# START OF SOURCE RECORDS
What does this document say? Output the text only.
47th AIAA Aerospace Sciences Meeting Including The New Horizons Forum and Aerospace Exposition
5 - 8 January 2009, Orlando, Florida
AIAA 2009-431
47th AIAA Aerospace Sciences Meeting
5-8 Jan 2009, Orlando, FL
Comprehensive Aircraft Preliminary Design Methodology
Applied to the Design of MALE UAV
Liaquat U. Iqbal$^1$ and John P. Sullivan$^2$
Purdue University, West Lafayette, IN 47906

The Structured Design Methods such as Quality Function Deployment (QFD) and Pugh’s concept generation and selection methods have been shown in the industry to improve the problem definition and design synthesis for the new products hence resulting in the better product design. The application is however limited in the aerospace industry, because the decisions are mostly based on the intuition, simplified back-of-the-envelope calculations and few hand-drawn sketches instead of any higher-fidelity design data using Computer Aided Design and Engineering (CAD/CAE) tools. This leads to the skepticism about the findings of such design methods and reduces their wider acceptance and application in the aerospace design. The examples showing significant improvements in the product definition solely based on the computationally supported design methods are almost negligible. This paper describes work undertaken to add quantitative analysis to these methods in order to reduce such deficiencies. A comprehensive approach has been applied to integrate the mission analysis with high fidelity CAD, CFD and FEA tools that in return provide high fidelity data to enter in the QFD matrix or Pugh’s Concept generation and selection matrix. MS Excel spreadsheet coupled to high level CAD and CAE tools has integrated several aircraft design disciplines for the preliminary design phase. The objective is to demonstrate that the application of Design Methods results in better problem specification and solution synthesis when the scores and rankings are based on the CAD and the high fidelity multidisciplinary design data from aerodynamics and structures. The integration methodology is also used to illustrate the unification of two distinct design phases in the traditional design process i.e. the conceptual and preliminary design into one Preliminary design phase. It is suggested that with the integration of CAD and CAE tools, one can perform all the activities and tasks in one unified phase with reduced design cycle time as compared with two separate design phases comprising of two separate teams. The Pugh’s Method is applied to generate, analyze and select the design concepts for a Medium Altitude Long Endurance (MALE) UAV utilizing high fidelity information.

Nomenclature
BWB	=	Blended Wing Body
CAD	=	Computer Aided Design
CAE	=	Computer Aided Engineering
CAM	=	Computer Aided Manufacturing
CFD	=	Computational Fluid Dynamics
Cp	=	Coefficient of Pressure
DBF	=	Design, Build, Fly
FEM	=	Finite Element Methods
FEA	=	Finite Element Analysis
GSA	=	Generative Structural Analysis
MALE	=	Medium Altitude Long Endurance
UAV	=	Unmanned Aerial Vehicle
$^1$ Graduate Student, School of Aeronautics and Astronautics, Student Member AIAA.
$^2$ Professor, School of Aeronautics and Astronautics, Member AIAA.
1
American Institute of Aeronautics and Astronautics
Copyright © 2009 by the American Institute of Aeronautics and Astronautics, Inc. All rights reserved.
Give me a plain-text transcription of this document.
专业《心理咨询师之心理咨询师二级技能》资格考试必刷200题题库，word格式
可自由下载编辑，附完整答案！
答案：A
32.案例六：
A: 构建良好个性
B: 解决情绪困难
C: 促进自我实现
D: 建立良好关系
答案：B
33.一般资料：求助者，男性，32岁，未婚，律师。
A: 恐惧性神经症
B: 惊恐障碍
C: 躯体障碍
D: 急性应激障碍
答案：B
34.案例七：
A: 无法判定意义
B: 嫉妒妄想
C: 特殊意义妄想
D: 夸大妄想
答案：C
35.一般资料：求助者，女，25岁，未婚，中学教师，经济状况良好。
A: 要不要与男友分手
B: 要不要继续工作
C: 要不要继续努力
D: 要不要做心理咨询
# END OF SOURCE RECORDS
REQUEST:
Return every line from the one holding "Give me a plain-text" through the end of the data, exactly as it appears, with both ends kept and nothing else.

TASK SOLUTION:
Give me a plain-text transcription of this document.
专业《心理咨询师之心理咨询师二级技能》资格考试必刷200题题库，word格式
可自由下载编辑，附完整答案！
答案：A
32.案例六：
A: 构建良好个性
B: 解决情绪困难
C: 促进自我实现
D: 建立良好关系
答案：B
33.一般资料：求助者，男性，32岁，未婚，律师。
A: 恐惧性神经症
B: 惊恐障碍
C: 躯体障碍
D: 急性应激障碍
答案：B
34.案例七：
A: 无法判定意义
B: 嫉妒妄想
C: 特殊意义妄想
D: 夸大妄想
答案：C
35.一般资料：求助者，女，25岁，未婚，中学教师，经济状况良好。
A: 要不要与男友分手
B: 要不要继续工作
C: 要不要继续努力
D: 要不要做心理咨询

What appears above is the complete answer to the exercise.